_Stored data entries_:
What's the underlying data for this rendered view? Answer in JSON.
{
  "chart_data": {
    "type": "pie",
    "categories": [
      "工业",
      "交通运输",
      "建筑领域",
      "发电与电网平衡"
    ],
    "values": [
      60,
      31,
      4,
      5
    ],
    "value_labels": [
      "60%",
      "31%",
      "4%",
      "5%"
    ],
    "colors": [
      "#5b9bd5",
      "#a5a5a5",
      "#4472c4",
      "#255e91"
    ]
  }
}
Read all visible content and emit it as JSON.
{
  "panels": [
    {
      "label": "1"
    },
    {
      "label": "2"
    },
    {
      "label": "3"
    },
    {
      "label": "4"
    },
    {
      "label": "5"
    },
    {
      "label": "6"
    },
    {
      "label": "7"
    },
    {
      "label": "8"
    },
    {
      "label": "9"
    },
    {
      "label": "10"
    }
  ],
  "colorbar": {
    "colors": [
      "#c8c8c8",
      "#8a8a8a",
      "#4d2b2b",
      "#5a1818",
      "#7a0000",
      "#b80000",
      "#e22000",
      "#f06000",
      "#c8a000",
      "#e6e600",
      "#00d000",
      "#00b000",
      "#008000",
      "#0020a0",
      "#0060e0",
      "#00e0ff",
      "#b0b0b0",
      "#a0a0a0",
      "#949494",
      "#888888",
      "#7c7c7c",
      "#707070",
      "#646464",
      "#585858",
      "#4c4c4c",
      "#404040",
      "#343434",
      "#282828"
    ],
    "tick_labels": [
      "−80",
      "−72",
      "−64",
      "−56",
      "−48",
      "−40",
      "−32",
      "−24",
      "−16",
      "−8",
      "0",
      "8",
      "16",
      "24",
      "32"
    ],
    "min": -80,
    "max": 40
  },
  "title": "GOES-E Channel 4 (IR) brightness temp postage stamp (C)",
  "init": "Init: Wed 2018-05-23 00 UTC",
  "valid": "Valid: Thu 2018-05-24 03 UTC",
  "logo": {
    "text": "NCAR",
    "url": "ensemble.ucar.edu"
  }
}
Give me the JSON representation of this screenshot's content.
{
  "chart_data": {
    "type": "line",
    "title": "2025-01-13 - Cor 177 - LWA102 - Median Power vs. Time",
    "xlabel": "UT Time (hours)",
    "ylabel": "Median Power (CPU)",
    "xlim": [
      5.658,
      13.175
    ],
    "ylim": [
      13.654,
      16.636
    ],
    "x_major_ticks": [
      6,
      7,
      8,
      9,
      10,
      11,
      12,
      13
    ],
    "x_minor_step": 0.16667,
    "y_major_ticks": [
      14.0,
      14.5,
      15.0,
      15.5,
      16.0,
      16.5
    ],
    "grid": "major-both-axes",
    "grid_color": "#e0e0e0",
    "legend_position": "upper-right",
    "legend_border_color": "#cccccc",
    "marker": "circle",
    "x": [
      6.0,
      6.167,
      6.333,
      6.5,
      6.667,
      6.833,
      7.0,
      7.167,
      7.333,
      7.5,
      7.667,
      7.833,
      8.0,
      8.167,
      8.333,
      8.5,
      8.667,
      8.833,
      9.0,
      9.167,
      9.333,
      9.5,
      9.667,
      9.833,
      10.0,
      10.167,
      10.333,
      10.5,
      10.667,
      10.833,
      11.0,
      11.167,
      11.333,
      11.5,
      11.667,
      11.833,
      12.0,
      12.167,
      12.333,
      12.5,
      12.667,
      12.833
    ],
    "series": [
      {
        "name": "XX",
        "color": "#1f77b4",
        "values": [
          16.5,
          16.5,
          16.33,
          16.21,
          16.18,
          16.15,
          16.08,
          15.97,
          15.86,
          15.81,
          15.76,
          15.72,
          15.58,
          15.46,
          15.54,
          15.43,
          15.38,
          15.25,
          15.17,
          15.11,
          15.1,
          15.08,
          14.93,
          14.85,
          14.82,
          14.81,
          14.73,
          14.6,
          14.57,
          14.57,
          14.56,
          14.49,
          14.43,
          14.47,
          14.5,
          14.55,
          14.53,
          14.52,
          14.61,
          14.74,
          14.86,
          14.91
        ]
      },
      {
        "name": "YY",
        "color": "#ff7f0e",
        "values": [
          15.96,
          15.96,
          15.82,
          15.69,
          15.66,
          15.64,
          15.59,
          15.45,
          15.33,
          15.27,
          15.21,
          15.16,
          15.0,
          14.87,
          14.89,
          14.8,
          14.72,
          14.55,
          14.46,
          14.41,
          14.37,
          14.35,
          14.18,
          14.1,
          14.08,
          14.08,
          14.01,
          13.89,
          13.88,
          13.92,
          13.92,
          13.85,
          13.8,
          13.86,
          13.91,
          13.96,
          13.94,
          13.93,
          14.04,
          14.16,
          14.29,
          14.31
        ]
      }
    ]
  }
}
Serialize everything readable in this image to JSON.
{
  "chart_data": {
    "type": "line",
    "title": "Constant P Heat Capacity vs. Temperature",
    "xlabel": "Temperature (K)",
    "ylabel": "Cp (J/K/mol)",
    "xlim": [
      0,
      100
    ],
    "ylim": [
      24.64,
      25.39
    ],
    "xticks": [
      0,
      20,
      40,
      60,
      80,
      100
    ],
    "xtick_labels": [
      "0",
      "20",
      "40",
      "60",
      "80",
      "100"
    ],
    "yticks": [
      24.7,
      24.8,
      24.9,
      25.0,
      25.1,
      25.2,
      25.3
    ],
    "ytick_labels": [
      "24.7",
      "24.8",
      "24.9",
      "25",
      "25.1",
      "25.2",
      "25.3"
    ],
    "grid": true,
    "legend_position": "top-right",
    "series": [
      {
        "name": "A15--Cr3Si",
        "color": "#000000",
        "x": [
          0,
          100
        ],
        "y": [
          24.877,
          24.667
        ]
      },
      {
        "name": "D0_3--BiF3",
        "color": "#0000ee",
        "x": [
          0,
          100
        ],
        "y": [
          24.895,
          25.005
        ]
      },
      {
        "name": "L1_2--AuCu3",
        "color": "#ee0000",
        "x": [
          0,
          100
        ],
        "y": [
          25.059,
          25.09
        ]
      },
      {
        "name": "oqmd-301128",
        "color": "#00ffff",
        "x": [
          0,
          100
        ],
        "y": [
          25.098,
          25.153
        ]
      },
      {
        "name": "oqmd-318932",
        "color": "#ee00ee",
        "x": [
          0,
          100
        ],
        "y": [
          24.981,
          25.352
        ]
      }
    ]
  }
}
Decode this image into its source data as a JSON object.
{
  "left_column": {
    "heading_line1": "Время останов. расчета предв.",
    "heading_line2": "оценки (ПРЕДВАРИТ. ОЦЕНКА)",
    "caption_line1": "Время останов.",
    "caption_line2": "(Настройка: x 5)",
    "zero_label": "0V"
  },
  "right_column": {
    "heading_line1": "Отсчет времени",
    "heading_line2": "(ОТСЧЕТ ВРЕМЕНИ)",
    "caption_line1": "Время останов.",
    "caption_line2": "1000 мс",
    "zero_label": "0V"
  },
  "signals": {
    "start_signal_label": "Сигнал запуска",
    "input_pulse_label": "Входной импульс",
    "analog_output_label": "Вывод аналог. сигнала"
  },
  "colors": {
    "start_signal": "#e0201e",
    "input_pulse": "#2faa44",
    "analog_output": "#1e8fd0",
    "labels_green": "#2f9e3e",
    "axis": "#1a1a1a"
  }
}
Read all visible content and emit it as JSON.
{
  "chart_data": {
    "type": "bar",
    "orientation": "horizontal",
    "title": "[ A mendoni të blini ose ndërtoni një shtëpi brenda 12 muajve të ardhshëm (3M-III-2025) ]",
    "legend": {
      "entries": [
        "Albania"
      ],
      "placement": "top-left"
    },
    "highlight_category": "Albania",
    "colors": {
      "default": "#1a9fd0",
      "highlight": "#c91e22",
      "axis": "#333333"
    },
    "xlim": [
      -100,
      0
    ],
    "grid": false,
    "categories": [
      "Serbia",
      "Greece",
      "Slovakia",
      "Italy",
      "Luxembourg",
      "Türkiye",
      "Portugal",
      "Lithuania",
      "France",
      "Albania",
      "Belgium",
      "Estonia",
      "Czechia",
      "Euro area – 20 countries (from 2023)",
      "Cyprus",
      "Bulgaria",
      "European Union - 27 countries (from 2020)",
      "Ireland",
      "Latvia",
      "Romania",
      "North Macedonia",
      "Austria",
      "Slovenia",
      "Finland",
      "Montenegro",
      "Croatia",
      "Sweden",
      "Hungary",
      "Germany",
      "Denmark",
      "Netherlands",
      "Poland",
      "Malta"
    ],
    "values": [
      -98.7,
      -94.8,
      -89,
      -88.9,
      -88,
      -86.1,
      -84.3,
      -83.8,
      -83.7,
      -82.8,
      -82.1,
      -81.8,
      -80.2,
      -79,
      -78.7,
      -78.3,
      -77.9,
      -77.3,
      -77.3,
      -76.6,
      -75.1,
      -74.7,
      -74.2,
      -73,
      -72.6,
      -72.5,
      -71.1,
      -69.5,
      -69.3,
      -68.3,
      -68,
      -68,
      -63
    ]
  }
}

_Problem_: Search the listing above for the string "JSON". Copy every line that contains it.

_Solved problem_:
What's the underlying data for this rendered view? Answer in JSON.
Read all visible content and emit it as JSON.
Give me the JSON representation of this screenshot's content.
Serialize everything readable in this image to JSON.
Decode this image into its source data as a JSON object.
Read all visible content and emit it as JSON.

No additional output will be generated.